## EXERCISE OBJECTIVE
Copy all lines that contain the word "this".

(Stored records)
»»

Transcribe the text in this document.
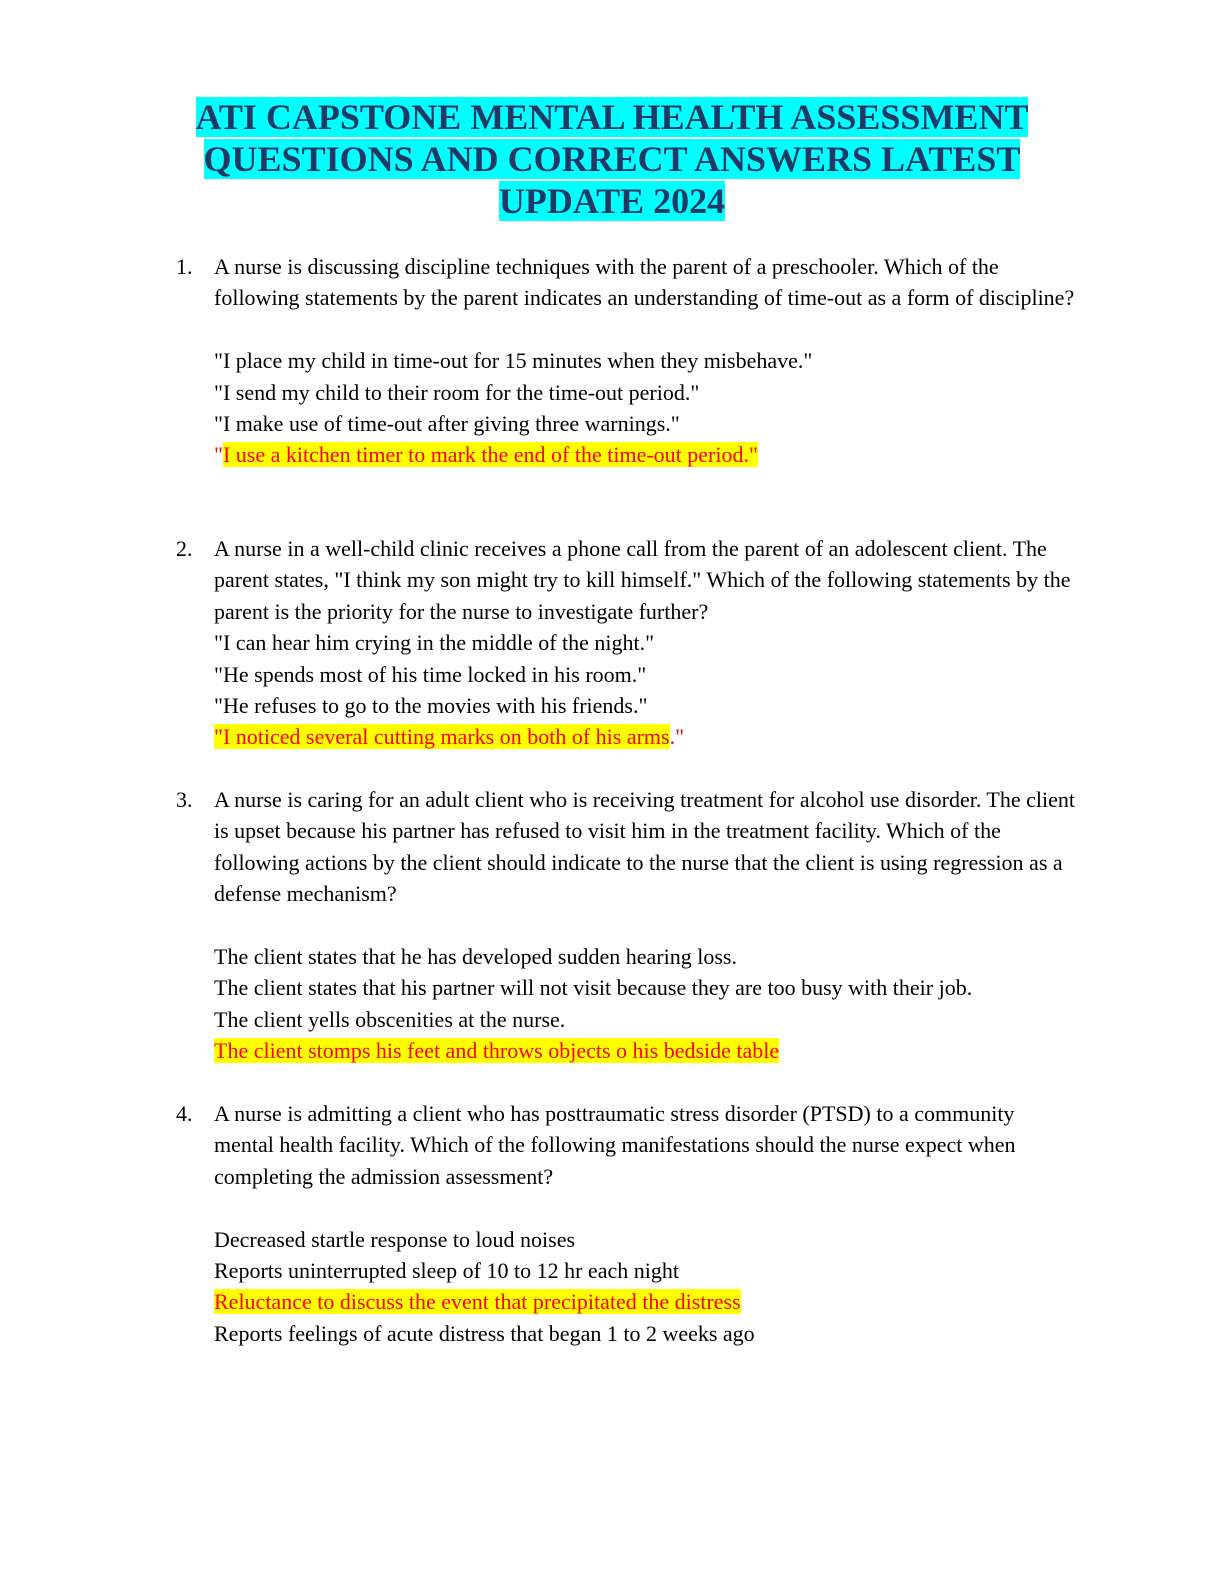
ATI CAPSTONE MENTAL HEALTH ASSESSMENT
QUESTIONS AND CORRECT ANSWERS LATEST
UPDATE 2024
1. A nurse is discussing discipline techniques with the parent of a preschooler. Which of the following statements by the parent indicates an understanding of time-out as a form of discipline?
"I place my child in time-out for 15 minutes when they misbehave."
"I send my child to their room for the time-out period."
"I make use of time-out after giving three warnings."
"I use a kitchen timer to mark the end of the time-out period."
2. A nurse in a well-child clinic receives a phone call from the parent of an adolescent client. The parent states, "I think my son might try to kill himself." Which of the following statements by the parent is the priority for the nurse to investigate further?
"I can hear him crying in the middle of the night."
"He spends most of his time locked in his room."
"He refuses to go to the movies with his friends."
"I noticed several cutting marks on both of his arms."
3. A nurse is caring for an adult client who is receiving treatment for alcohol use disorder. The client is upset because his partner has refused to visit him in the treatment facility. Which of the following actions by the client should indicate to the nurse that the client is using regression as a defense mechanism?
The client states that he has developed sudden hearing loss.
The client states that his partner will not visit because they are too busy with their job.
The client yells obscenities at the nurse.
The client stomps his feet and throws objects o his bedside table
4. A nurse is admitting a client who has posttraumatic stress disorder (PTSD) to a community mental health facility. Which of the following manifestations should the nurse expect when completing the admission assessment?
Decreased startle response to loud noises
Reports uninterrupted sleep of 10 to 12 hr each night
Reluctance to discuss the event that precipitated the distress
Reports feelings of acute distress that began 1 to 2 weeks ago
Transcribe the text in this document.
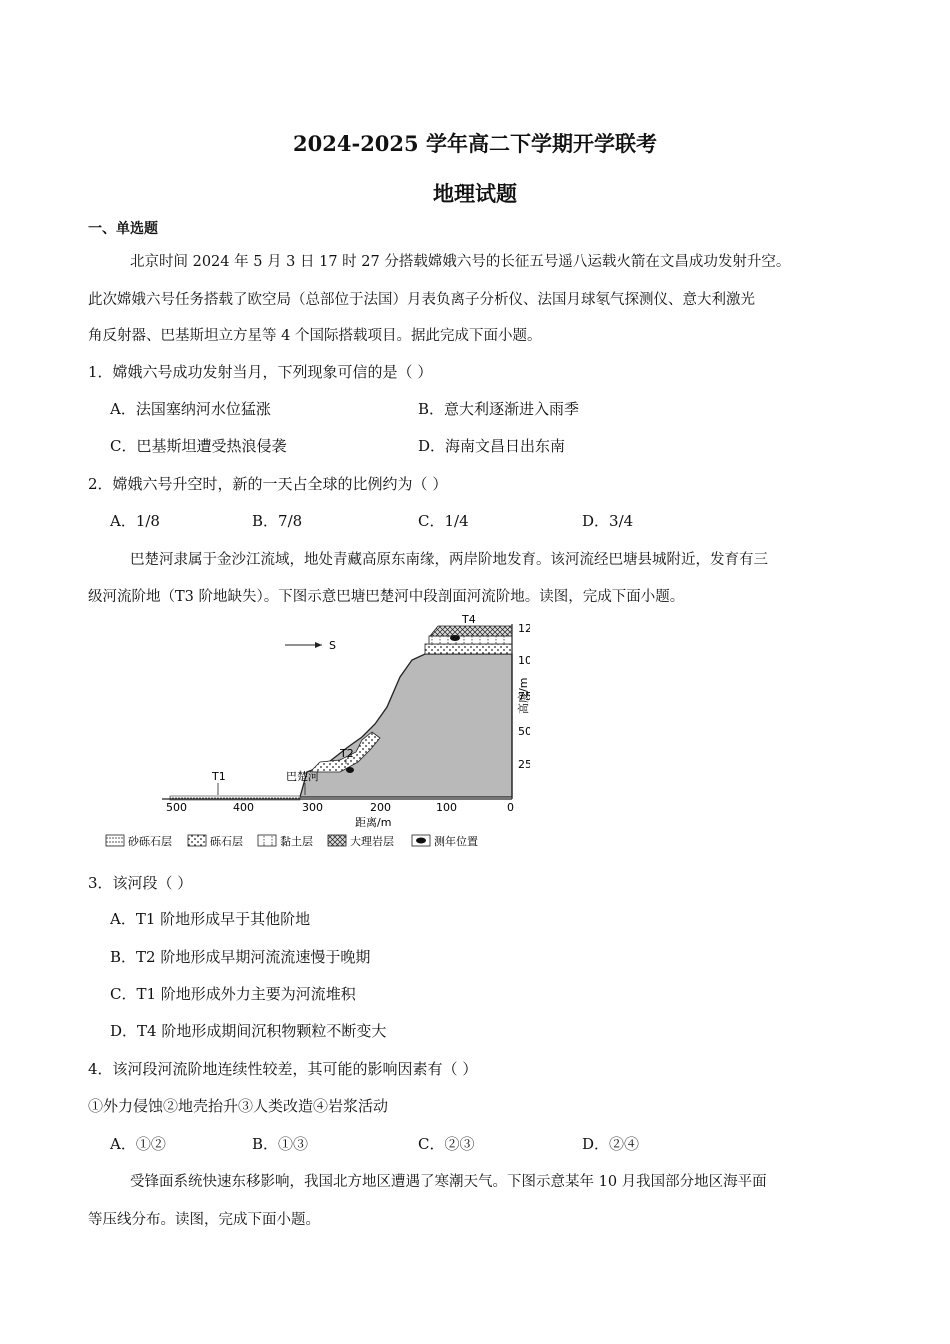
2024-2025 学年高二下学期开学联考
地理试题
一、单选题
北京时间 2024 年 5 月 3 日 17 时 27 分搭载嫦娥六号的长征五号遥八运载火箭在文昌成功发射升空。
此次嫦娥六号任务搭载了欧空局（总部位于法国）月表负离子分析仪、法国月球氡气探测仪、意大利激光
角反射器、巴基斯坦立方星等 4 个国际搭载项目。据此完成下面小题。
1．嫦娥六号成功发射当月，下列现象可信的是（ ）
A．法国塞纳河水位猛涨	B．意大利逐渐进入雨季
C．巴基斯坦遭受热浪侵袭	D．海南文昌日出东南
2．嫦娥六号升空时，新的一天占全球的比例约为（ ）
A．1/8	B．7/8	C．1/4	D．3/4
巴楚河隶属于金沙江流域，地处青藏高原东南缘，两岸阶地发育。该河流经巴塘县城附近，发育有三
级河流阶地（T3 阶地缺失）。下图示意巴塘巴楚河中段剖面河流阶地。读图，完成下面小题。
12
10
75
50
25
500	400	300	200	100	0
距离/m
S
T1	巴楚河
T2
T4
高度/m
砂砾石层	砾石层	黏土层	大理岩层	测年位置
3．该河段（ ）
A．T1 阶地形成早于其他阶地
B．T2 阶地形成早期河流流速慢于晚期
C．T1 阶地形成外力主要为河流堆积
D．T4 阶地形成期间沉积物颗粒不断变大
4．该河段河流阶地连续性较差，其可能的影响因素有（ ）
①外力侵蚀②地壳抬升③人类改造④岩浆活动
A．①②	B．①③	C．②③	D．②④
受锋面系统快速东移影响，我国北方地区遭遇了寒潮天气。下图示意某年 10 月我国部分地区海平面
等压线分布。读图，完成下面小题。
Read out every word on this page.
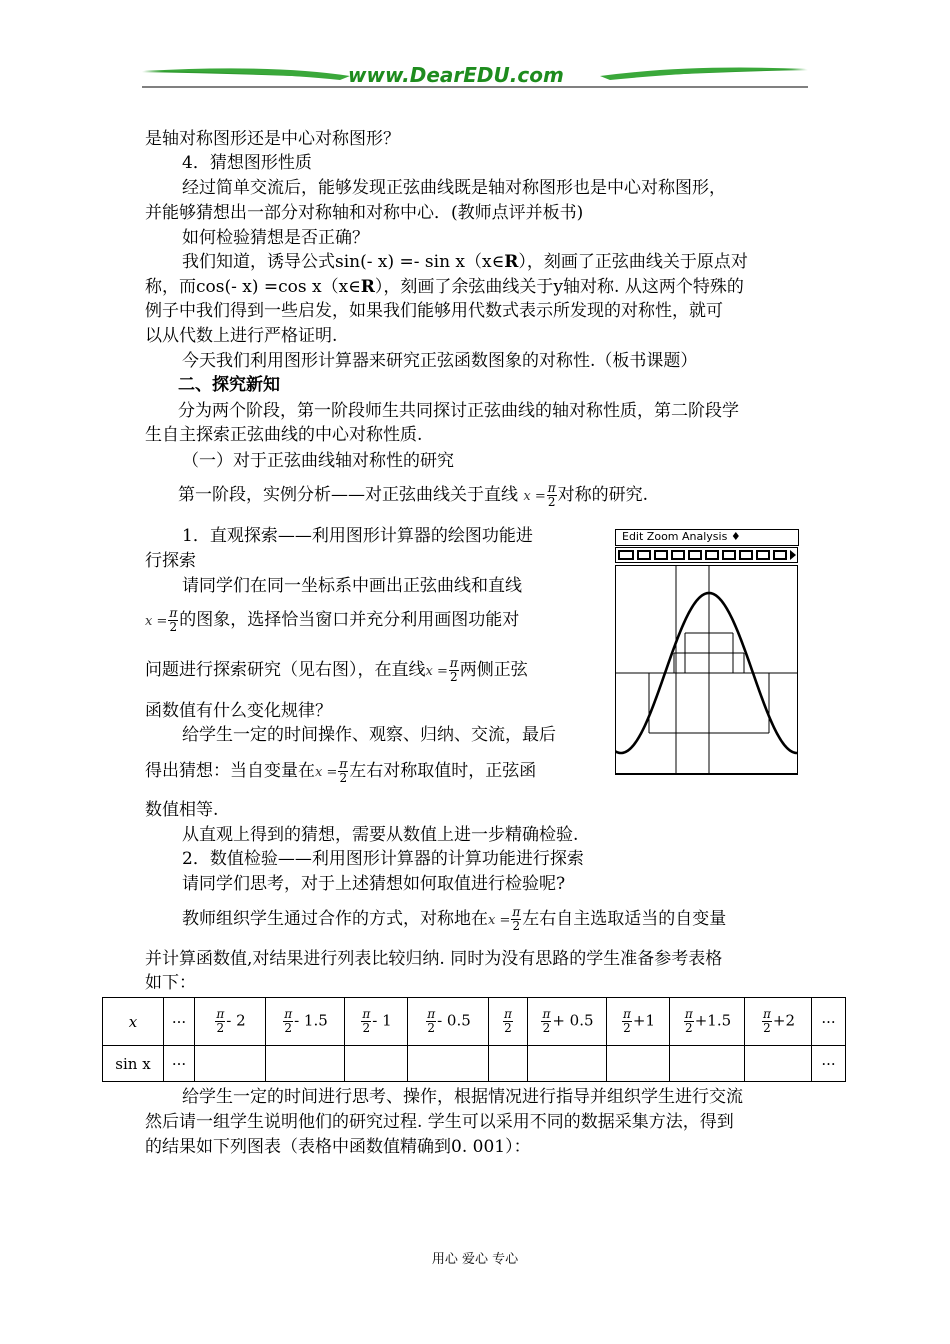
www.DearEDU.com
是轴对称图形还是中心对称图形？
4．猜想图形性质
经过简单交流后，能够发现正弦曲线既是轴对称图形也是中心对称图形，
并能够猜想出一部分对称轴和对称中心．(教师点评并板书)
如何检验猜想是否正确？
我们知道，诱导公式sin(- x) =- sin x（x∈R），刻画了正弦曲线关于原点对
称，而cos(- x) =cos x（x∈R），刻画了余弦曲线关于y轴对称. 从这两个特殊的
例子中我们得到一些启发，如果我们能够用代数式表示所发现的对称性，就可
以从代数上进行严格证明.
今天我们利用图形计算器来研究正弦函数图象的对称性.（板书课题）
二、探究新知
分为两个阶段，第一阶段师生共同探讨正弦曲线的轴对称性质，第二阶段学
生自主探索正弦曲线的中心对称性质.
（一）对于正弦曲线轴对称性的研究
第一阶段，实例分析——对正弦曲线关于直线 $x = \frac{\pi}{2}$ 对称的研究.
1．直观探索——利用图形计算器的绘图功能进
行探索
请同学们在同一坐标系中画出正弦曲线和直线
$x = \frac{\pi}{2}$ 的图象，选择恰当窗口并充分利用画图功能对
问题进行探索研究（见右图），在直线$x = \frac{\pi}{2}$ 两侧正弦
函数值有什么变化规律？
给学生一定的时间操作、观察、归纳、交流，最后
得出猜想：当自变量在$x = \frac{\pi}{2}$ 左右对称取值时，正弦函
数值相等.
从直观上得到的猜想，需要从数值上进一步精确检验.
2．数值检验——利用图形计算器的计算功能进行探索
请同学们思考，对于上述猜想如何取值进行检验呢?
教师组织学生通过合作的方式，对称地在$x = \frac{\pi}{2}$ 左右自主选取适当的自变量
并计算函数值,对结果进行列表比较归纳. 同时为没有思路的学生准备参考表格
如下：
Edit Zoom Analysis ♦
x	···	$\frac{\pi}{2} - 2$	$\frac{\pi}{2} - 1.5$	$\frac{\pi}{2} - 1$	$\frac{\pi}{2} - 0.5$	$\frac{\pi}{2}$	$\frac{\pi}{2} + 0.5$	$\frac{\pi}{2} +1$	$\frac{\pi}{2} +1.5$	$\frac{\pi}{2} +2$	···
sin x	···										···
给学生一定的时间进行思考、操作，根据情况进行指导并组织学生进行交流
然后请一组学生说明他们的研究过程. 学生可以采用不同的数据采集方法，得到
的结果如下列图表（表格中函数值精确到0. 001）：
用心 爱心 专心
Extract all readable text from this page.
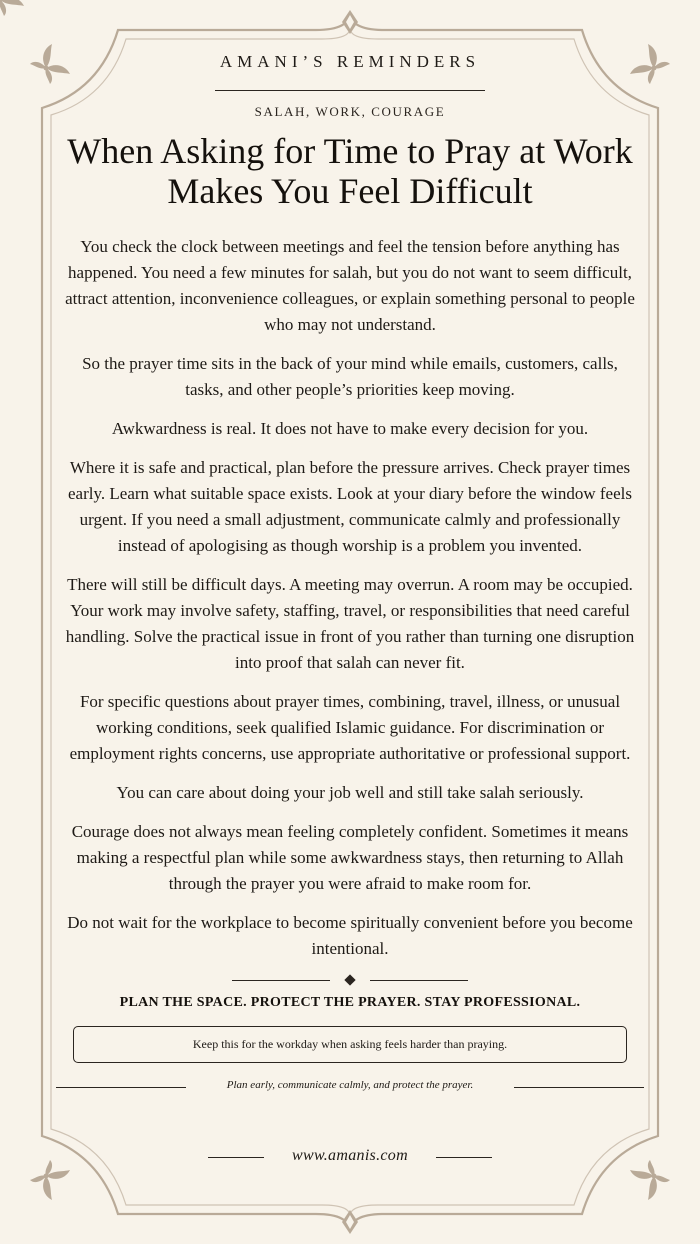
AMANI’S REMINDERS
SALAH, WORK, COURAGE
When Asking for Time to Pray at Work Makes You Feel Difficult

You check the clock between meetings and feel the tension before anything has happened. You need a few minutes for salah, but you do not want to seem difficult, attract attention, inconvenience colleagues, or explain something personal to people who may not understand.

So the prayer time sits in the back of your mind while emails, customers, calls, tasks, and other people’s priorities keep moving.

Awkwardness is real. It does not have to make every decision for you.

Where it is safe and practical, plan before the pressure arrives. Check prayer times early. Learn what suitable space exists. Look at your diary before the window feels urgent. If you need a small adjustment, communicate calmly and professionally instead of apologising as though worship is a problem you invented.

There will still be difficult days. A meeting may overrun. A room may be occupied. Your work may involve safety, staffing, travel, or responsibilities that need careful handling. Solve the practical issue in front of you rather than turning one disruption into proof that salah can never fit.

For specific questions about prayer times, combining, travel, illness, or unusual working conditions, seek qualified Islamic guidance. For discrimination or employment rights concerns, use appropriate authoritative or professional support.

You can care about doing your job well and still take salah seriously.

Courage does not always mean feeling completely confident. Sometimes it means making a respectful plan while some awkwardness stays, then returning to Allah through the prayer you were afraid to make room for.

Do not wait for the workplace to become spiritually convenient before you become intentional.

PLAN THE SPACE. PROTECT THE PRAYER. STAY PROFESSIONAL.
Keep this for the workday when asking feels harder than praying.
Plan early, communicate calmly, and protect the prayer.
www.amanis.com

««

## FINISHED TASK
Transcribe the text in this document.
Transcribe the text in this document.
Read out every word on this page.
Extract all readable text from this page.
Keep this for the workday when asking feels harder than praying.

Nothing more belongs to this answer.